TASK TO COMPLETE: Find all lines in the listing that include the word "JSON", then copy them.
## Begin GIVEN RECORDS
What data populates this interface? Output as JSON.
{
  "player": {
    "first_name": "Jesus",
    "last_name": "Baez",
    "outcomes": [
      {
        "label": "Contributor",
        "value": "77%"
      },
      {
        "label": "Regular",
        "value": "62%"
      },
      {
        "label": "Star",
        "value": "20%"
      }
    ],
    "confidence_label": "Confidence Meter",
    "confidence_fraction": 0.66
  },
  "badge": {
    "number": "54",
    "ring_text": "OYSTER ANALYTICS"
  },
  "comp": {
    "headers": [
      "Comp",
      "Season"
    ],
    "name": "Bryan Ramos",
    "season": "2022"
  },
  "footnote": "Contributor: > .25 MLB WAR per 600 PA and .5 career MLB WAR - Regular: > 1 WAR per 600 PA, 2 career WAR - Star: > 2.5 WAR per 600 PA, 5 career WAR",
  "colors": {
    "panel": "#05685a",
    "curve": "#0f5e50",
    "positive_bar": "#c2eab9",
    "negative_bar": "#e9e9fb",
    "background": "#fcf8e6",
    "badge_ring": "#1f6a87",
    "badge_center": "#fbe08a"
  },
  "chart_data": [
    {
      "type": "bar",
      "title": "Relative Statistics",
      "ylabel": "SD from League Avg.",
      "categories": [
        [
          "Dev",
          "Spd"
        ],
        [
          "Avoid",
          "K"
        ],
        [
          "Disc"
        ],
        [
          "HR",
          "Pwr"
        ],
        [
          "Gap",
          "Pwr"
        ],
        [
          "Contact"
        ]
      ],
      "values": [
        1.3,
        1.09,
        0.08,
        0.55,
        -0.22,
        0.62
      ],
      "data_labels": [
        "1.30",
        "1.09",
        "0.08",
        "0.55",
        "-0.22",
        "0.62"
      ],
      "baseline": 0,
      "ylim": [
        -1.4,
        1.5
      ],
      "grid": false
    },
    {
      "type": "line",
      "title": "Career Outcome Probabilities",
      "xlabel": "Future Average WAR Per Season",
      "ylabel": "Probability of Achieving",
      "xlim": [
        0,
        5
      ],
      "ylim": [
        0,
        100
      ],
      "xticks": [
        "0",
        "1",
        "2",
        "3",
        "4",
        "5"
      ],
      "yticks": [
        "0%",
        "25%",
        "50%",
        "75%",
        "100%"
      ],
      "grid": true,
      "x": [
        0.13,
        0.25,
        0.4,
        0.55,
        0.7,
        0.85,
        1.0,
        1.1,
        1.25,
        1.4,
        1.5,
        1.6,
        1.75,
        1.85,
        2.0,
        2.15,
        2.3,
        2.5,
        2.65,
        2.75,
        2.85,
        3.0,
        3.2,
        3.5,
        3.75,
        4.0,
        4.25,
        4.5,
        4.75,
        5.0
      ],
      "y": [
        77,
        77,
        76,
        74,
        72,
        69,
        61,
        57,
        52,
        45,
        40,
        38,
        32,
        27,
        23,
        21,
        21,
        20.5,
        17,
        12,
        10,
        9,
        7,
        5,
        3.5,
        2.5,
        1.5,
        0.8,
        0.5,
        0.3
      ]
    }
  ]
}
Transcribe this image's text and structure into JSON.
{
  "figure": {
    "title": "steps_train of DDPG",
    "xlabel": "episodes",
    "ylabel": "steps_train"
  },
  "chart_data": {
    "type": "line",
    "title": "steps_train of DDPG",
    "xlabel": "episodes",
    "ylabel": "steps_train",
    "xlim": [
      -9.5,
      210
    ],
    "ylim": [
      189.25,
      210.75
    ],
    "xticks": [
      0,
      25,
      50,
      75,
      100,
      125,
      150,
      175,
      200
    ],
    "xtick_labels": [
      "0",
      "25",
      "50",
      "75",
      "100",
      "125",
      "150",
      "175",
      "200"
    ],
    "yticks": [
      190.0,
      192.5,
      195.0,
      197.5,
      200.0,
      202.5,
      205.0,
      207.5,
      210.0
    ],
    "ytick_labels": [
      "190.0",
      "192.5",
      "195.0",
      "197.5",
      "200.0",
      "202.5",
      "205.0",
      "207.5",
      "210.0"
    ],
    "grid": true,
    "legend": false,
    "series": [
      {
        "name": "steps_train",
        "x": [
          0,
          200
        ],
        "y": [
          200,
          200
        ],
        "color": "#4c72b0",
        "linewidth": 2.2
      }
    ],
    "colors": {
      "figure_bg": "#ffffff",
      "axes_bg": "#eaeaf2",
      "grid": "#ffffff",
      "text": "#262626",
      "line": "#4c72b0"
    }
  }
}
## End GIVEN RECORDS
SOLUTION TO THE PROBLEM:
What data populates this interface? Output as JSON.
Transcribe this image's text and structure into JSON.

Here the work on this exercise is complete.